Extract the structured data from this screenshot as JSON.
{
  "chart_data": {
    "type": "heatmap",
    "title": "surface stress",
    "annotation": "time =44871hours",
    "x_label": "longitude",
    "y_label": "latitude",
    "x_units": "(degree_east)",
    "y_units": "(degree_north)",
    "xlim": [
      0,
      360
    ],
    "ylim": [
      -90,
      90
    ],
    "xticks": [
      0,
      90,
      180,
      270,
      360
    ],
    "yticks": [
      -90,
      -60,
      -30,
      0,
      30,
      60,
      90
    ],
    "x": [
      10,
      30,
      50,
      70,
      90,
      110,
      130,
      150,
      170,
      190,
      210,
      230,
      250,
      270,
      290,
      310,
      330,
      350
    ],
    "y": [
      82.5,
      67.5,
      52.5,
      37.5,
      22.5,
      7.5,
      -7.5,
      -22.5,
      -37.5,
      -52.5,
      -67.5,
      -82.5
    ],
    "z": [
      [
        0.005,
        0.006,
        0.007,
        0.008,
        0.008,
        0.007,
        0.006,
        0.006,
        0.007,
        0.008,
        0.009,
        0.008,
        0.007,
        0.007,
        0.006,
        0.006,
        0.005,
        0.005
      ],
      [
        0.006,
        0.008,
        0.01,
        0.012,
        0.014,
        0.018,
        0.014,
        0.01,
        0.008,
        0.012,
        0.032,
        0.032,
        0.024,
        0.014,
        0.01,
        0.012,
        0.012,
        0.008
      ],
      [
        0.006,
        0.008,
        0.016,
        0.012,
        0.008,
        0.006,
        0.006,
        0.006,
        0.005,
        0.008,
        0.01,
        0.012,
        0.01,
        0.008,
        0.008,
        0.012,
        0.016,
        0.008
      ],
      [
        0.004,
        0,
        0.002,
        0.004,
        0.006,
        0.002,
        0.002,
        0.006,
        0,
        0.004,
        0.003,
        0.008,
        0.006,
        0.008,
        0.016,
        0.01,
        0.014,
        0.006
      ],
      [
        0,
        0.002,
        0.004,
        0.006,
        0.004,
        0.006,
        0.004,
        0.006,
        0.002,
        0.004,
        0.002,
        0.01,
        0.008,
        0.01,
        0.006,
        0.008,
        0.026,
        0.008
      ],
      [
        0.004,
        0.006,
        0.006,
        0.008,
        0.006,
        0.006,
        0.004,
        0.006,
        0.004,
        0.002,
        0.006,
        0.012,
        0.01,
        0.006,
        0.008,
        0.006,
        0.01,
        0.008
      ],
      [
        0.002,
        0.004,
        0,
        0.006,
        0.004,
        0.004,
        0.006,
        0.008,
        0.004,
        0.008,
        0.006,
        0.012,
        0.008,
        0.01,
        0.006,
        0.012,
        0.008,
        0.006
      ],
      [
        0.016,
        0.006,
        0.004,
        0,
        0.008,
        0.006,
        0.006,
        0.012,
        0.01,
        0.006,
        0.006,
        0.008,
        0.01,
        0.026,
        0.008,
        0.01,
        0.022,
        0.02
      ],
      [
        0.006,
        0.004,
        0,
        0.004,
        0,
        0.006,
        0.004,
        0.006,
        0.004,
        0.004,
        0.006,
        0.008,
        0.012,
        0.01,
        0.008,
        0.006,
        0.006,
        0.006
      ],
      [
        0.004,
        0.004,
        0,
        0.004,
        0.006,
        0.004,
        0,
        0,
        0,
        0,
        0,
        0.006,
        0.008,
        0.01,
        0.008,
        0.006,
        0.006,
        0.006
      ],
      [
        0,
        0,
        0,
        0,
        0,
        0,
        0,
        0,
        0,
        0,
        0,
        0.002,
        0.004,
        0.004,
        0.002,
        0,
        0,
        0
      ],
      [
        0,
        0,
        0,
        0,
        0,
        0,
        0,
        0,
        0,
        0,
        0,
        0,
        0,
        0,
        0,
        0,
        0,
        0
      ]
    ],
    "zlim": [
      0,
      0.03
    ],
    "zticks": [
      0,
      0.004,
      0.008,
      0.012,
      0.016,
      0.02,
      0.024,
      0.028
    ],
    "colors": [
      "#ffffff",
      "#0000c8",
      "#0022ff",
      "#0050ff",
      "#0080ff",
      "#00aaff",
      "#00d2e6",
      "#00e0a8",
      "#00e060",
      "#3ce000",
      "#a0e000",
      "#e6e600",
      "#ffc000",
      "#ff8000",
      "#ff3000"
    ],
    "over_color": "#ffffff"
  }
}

____________________

Extract all the entries word for word.

§ ANSWER TO THE PROBLEM
Extract the structured data from this screenshot as JSON.
{
  "chart_data": {
    "type": "heatmap",
    "title": "surface stress",
    "annotation": "time =44871hours",
    "x_label": "longitude",
    "y_label": "latitude",
    "x_units": "(degree_east)",
    "y_units": "(degree_north)",
    "xlim": [
      0,
      360
    ],
    "ylim": [
      -90,
      90
    ],
    "xticks": [
      0,
      90,
      180,
      270,
      360
    ],
    "yticks": [
      -90,
      -60,
      -30,
      0,
      30,
      60,
      90
    ],
    "x": [
      10,
      30,
      50,
      70,
      90,
      110,
      130,
      150,
      170,
      190,
      210,
      230,
      250,
      270,
      290,
      310,
      330,
      350
    ],
    "y": [
      82.5,
      67.5,
      52.5,
      37.5,
      22.5,
      7.5,
      -7.5,
      -22.5,
      -37.5,
      -52.5,
      -67.5,
      -82.5
    ],
    "z": [
      [
        0.005,
        0.006,
        0.007,
        0.008,
        0.008,
        0.007,
        0.006,
        0.006,
        0.007,
        0.008,
        0.009,
        0.008,
        0.007,
        0.007,
        0.006,
        0.006,
        0.005,
        0.005
      ],
      [
        0.006,
        0.008,
        0.01,
        0.012,
        0.014,
        0.018,
        0.014,
        0.01,
        0.008,
        0.012,
        0.032,
        0.032,
        0.024,
        0.014,
        0.01,
        0.012,
        0.012,
        0.008
      ],
      [
        0.006,
        0.008,
        0.016,
        0.012,
        0.008,
        0.006,
        0.006,
        0.006,
        0.005,
        0.008,
        0.01,
        0.012,
        0.01,
        0.008,
        0.008,
        0.012,
        0.016,
        0.008
      ],
      [
        0.004,
        0,
        0.002,
        0.004,
        0.006,
        0.002,
        0.002,
        0.006,
        0,
        0.004,
        0.003,
        0.008,
        0.006,
        0.008,
        0.016,
        0.01,
        0.014,
        0.006
      ],
      [
        0,
        0.002,
        0.004,
        0.006,
        0.004,
        0.006,
        0.004,
        0.006,
        0.002,
        0.004,
        0.002,
        0.01,
        0.008,
        0.01,
        0.006,
        0.008,
        0.026,
        0.008
      ],
      [
        0.004,
        0.006,
        0.006,
        0.008,
        0.006,
        0.006,
        0.004,
        0.006,
        0.004,
        0.002,
        0.006,
        0.012,
        0.01,
        0.006,
        0.008,
        0.006,
        0.01,
        0.008
      ],
      [
        0.002,
        0.004,
        0,
        0.006,
        0.004,
        0.004,
        0.006,
        0.008,
        0.004,
        0.008,
        0.006,
        0.012,
        0.008,
        0.01,
        0.006,
        0.012,
        0.008,
        0.006
      ],
      [
        0.016,
        0.006,
        0.004,
        0,
        0.008,
        0.006,
        0.006,
        0.012,
        0.01,
        0.006,
        0.006,
        0.008,
        0.01,
        0.026,
        0.008,
        0.01,
        0.022,
        0.02
      ],
      [
        0.006,
        0.004,
        0,
        0.004,
        0,
        0.006,
        0.004,
        0.006,
        0.004,
        0.004,
        0.006,
        0.008,
        0.012,
        0.01,
        0.008,
        0.006,
        0.006,
        0.006
      ],
      [
        0.004,
        0.004,
        0,
        0.004,
        0.006,
        0.004,
        0,
        0,
        0,
        0,
        0,
        0.006,
        0.008,
        0.01,
        0.008,
        0.006,
        0.006,
        0.006
      ],
      [
        0,
        0,
        0,
        0,
        0,
        0,
        0,
        0,
        0,
        0,
        0,
        0.002,
        0.004,
        0.004,
        0.002,
        0,
        0,
        0
      ],
      [
        0,
        0,
        0,
        0,
        0,
        0,
        0,
        0,
        0,
        0,
        0,
        0,
        0,
        0,
        0,
        0,
        0,
        0
      ]
    ],
    "zlim": [
      0,
      0.03
    ],
    "zticks": [
      0,
      0.004,
      0.008,
      0.012,
      0.016,
      0.02,
      0.024,
      0.028
    ],
    "colors": [
      "#ffffff",
      "#0000c8",
      "#0022ff",
      "#0050ff",
      "#0080ff",
      "#00aaff",
      "#00d2e6",
      "#00e0a8",
      "#00e060",
      "#3ce000",
      "#a0e000",
      "#e6e600",
      "#ffc000",
      "#ff8000",
      "#ff3000"
    ],
    "over_color": "#ffffff"
  }
}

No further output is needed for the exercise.